* Exercise directions *
Strip the pictures and reproduce the rest of the listing exactly.

— Begin Data supplied —

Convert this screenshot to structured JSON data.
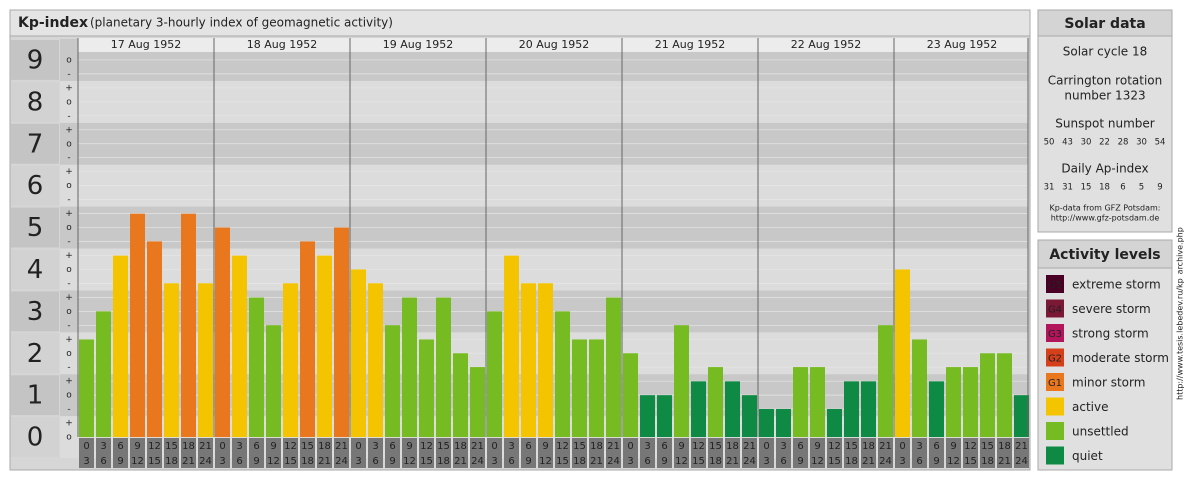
{
  "chart_data": {
    "type": "bar",
    "title": "Kp-index",
    "subtitle": "(planetary 3-hourly index of geomagnetic activity)",
    "categories": [
      "17 Aug 1952",
      "18 Aug 1952",
      "19 Aug 1952",
      "20 Aug 1952",
      "21 Aug 1952",
      "22 Aug 1952",
      "23 Aug 1952"
    ],
    "hours": [
      {
        "from": "0",
        "to": "3"
      },
      {
        "from": "3",
        "to": "6"
      },
      {
        "from": "6",
        "to": "9"
      },
      {
        "from": "9",
        "to": "12"
      },
      {
        "from": "12",
        "to": "15"
      },
      {
        "from": "15",
        "to": "18"
      },
      {
        "from": "18",
        "to": "21"
      },
      {
        "from": "21",
        "to": "24"
      }
    ],
    "values": [
      [
        2.33,
        3,
        4.33,
        5.33,
        4.67,
        3.67,
        5.33,
        3.67
      ],
      [
        5,
        4.33,
        3.33,
        2.67,
        3.67,
        4.67,
        4.33,
        5
      ],
      [
        4,
        3.67,
        2.67,
        3.33,
        2.33,
        3.33,
        2,
        1.67
      ],
      [
        3,
        4.33,
        3.67,
        3.67,
        3,
        2.33,
        2.33,
        3.33
      ],
      [
        2,
        1,
        1,
        2.67,
        1.33,
        1.67,
        1.33,
        1
      ],
      [
        0.67,
        0.67,
        1.67,
        1.67,
        0.67,
        1.33,
        1.33,
        2.67
      ],
      [
        4,
        2.33,
        1.33,
        1.67,
        1.67,
        2,
        2,
        1
      ]
    ],
    "colors": [
      [
        "#77bb22",
        "#77bb22",
        "#f5c400",
        "#e8771e",
        "#e8771e",
        "#f5c400",
        "#e8771e",
        "#f5c400"
      ],
      [
        "#e8771e",
        "#f5c400",
        "#77bb22",
        "#77bb22",
        "#f5c400",
        "#e8771e",
        "#f5c400",
        "#e8771e"
      ],
      [
        "#f5c400",
        "#f5c400",
        "#77bb22",
        "#77bb22",
        "#77bb22",
        "#77bb22",
        "#77bb22",
        "#77bb22"
      ],
      [
        "#77bb22",
        "#f5c400",
        "#f5c400",
        "#f5c400",
        "#77bb22",
        "#77bb22",
        "#77bb22",
        "#77bb22"
      ],
      [
        "#77bb22",
        "#0f8a44",
        "#0f8a44",
        "#77bb22",
        "#0f8a44",
        "#77bb22",
        "#0f8a44",
        "#0f8a44"
      ],
      [
        "#0f8a44",
        "#0f8a44",
        "#77bb22",
        "#77bb22",
        "#0f8a44",
        "#0f8a44",
        "#0f8a44",
        "#77bb22"
      ],
      [
        "#f5c400",
        "#77bb22",
        "#0f8a44",
        "#77bb22",
        "#77bb22",
        "#77bb22",
        "#77bb22",
        "#0f8a44"
      ]
    ],
    "ylim": [
      -0.5,
      9.5
    ],
    "yticks": [
      0,
      1,
      2,
      3,
      4,
      5,
      6,
      7,
      8,
      9
    ],
    "yminorticks": [
      {
        "value": 9,
        "label": "o"
      },
      {
        "value": 8.667,
        "label": "-"
      },
      {
        "value": 8.333,
        "label": "+"
      },
      {
        "value": 8,
        "label": "o"
      },
      {
        "value": 7.667,
        "label": "-"
      },
      {
        "value": 7.333,
        "label": "+"
      },
      {
        "value": 7,
        "label": "o"
      },
      {
        "value": 6.667,
        "label": "-"
      },
      {
        "value": 6.333,
        "label": "+"
      },
      {
        "value": 6,
        "label": "o"
      },
      {
        "value": 5.667,
        "label": "-"
      },
      {
        "value": 5.333,
        "label": "+"
      },
      {
        "value": 5,
        "label": "o"
      },
      {
        "value": 4.667,
        "label": "-"
      },
      {
        "value": 4.333,
        "label": "+"
      },
      {
        "value": 4,
        "label": "o"
      },
      {
        "value": 3.667,
        "label": "-"
      },
      {
        "value": 3.333,
        "label": "+"
      },
      {
        "value": 3,
        "label": "o"
      },
      {
        "value": 2.667,
        "label": "-"
      },
      {
        "value": 2.333,
        "label": "+"
      },
      {
        "value": 2,
        "label": "o"
      },
      {
        "value": 1.667,
        "label": "-"
      },
      {
        "value": 1.333,
        "label": "+"
      },
      {
        "value": 1,
        "label": "o"
      },
      {
        "value": 0.667,
        "label": "-"
      },
      {
        "value": 0.333,
        "label": "+"
      },
      {
        "value": 0,
        "label": "o"
      }
    ]
  },
  "solar": {
    "title": "Solar data",
    "cycle": "Solar cycle 18",
    "rotation_1": "Carrington rotation",
    "rotation_2": "number 1323",
    "sunspot_title": "Sunspot number",
    "sunspots": [
      50,
      43,
      30,
      22,
      28,
      30,
      54
    ],
    "ap_title": "Daily Ap-index",
    "ap": [
      31,
      31,
      15,
      18,
      6,
      5,
      9
    ],
    "source_1": "Kp-data from GFZ Potsdam:",
    "source_2": "http://www.gfz-potsdam.de"
  },
  "legend": {
    "title": "Activity levels",
    "items": [
      {
        "badge": "G5",
        "label": "extreme storm",
        "color": "#4a0025"
      },
      {
        "badge": "G4",
        "label": "severe storm",
        "color": "#7b1836"
      },
      {
        "badge": "G3",
        "label": "strong storm",
        "color": "#b3155c"
      },
      {
        "badge": "G2",
        "label": "moderate storm",
        "color": "#d5401b"
      },
      {
        "badge": "G1",
        "label": "minor storm",
        "color": "#e8771e"
      },
      {
        "label": "active",
        "color": "#f5c400"
      },
      {
        "label": "unsettled",
        "color": "#77bb22"
      },
      {
        "label": "quiet",
        "color": "#0f8a44"
      }
    ]
  },
  "watermark": "http://www.tesis.lebedev.ru/kp_archive.php"
}
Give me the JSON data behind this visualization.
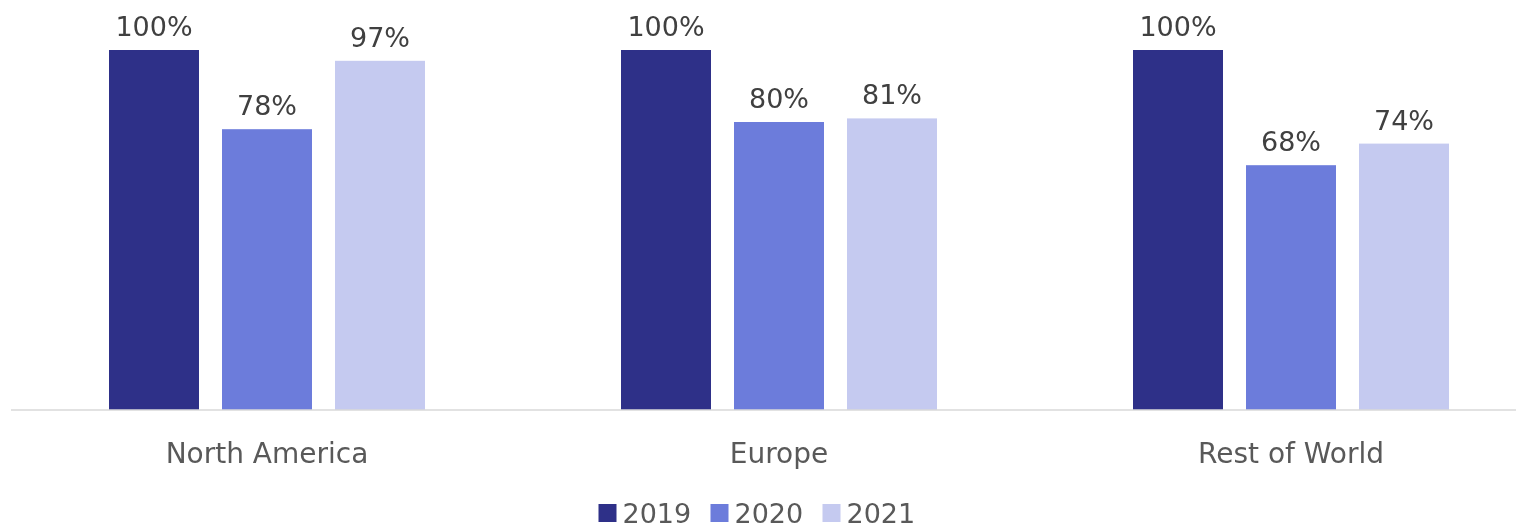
{
  "chart_data": {
    "type": "bar",
    "categories": [
      "North America",
      "Europe",
      "Rest of World"
    ],
    "series": [
      {
        "name": "2019",
        "color": "#2e3088",
        "values": [
          100,
          100,
          100
        ],
        "value_labels": [
          "100%",
          "100%",
          "100%"
        ]
      },
      {
        "name": "2020",
        "color": "#6c7cdb",
        "values": [
          78,
          80,
          68
        ],
        "value_labels": [
          "78%",
          "80%",
          "68%"
        ]
      },
      {
        "name": "2021",
        "color": "#c5caf0",
        "values": [
          97,
          81,
          74
        ],
        "value_labels": [
          "97%",
          "81%",
          "74%"
        ]
      }
    ],
    "legend": "bottom"
  }
}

— End Data supplied —

* Complete output *
Convert this screenshot to structured JSON data.
{
  "chart_data": {
    "type": "bar",
    "title": "Kp-index",
    "subtitle": "(planetary 3-hourly index of geomagnetic activity)",
    "categories": [
      "17 Aug 1952",
      "18 Aug 1952",
      "19 Aug 1952",
      "20 Aug 1952",
      "21 Aug 1952",
      "22 Aug 1952",
      "23 Aug 1952"
    ],
    "hours": [
      {
        "from": "0",
        "to": "3"
      },
      {
        "from": "3",
        "to": "6"
      },
      {
        "from": "6",
        "to": "9"
      },
      {
        "from": "9",
        "to": "12"
      },
      {
        "from": "12",
        "to": "15"
      },
      {
        "from": "15",
        "to": "18"
      },
      {
        "from": "18",
        "to": "21"
      },
      {
        "from": "21",
        "to": "24"
      }
    ],
    "values": [
      [
        2.33,
        3,
        4.33,
        5.33,
        4.67,
        3.67,
        5.33,
        3.67
      ],
      [
        5,
        4.33,
        3.33,
        2.67,
        3.67,
        4.67,
        4.33,
        5
      ],
      [
        4,
        3.67,
        2.67,
        3.33,
        2.33,
        3.33,
        2,
        1.67
      ],
      [
        3,
        4.33,
        3.67,
        3.67,
        3,
        2.33,
        2.33,
        3.33
      ],
      [
        2,
        1,
        1,
        2.67,
        1.33,
        1.67,
        1.33,
        1
      ],
      [
        0.67,
        0.67,
        1.67,
        1.67,
        0.67,
        1.33,
        1.33,
        2.67
      ],
      [
        4,
        2.33,
        1.33,
        1.67,
        1.67,
        2,
        2,
        1
      ]
    ],
    "colors": [
      [
        "#77bb22",
        "#77bb22",
        "#f5c400",
        "#e8771e",
        "#e8771e",
        "#f5c400",
        "#e8771e",
        "#f5c400"
      ],
      [
        "#e8771e",
        "#f5c400",
        "#77bb22",
        "#77bb22",
        "#f5c400",
        "#e8771e",
        "#f5c400",
        "#e8771e"
      ],
      [
        "#f5c400",
        "#f5c400",
        "#77bb22",
        "#77bb22",
        "#77bb22",
        "#77bb22",
        "#77bb22",
        "#77bb22"
      ],
      [
        "#77bb22",
        "#f5c400",
        "#f5c400",
        "#f5c400",
        "#77bb22",
        "#77bb22",
        "#77bb22",
        "#77bb22"
      ],
      [
        "#77bb22",
        "#0f8a44",
        "#0f8a44",
        "#77bb22",
        "#0f8a44",
        "#77bb22",
        "#0f8a44",
        "#0f8a44"
      ],
      [
        "#0f8a44",
        "#0f8a44",
        "#77bb22",
        "#77bb22",
        "#0f8a44",
        "#0f8a44",
        "#0f8a44",
        "#77bb22"
      ],
      [
        "#f5c400",
        "#77bb22",
        "#0f8a44",
        "#77bb22",
        "#77bb22",
        "#77bb22",
        "#77bb22",
        "#0f8a44"
      ]
    ],
    "ylim": [
      -0.5,
      9.5
    ],
    "yticks": [
      0,
      1,
      2,
      3,
      4,
      5,
      6,
      7,
      8,
      9
    ],
    "yminorticks": [
      {
        "value": 9,
        "label": "o"
      },
      {
        "value": 8.667,
        "label": "-"
      },
      {
        "value": 8.333,
        "label": "+"
      },
      {
        "value": 8,
        "label": "o"
      },
      {
        "value": 7.667,
        "label": "-"
      },
      {
        "value": 7.333,
        "label": "+"
      },
      {
        "value": 7,
        "label": "o"
      },
      {
        "value": 6.667,
        "label": "-"
      },
      {
        "value": 6.333,
        "label": "+"
      },
      {
        "value": 6,
        "label": "o"
      },
      {
        "value": 5.667,
        "label": "-"
      },
      {
        "value": 5.333,
        "label": "+"
      },
      {
        "value": 5,
        "label": "o"
      },
      {
        "value": 4.667,
        "label": "-"
      },
      {
        "value": 4.333,
        "label": "+"
      },
      {
        "value": 4,
        "label": "o"
      },
      {
        "value": 3.667,
        "label": "-"
      },
      {
        "value": 3.333,
        "label": "+"
      },
      {
        "value": 3,
        "label": "o"
      },
      {
        "value": 2.667,
        "label": "-"
      },
      {
        "value": 2.333,
        "label": "+"
      },
      {
        "value": 2,
        "label": "o"
      },
      {
        "value": 1.667,
        "label": "-"
      },
      {
        "value": 1.333,
        "label": "+"
      },
      {
        "value": 1,
        "label": "o"
      },
      {
        "value": 0.667,
        "label": "-"
      },
      {
        "value": 0.333,
        "label": "+"
      },
      {
        "value": 0,
        "label": "o"
      }
    ]
  },
  "solar": {
    "title": "Solar data",
    "cycle": "Solar cycle 18",
    "rotation_1": "Carrington rotation",
    "rotation_2": "number 1323",
    "sunspot_title": "Sunspot number",
    "sunspots": [
      50,
      43,
      30,
      22,
      28,
      30,
      54
    ],
    "ap_title": "Daily Ap-index",
    "ap": [
      31,
      31,
      15,
      18,
      6,
      5,
      9
    ],
    "source_1": "Kp-data from GFZ Potsdam:",
    "source_2": "http://www.gfz-potsdam.de"
  },
  "legend": {
    "title": "Activity levels",
    "items": [
      {
        "badge": "G5",
        "label": "extreme storm",
        "color": "#4a0025"
      },
      {
        "badge": "G4",
        "label": "severe storm",
        "color": "#7b1836"
      },
      {
        "badge": "G3",
        "label": "strong storm",
        "color": "#b3155c"
      },
      {
        "badge": "G2",
        "label": "moderate storm",
        "color": "#d5401b"
      },
      {
        "badge": "G1",
        "label": "minor storm",
        "color": "#e8771e"
      },
      {
        "label": "active",
        "color": "#f5c400"
      },
      {
        "label": "unsettled",
        "color": "#77bb22"
      },
      {
        "label": "quiet",
        "color": "#0f8a44"
      }
    ]
  },
  "watermark": "http://www.tesis.lebedev.ru/kp_archive.php"
}
Give me the JSON data behind this visualization.
{
  "chart_data": {
    "type": "bar",
    "categories": [
      "North America",
      "Europe",
      "Rest of World"
    ],
    "series": [
      {
        "name": "2019",
        "color": "#2e3088",
        "values": [
          100,
          100,
          100
        ],
        "value_labels": [
          "100%",
          "100%",
          "100%"
        ]
      },
      {
        "name": "2020",
        "color": "#6c7cdb",
        "values": [
          78,
          80,
          68
        ],
        "value_labels": [
          "78%",
          "80%",
          "68%"
        ]
      },
      {
        "name": "2021",
        "color": "#c5caf0",
        "values": [
          97,
          81,
          74
        ],
        "value_labels": [
          "97%",
          "81%",
          "74%"
        ]
      }
    ],
    "legend": "bottom"
  }
}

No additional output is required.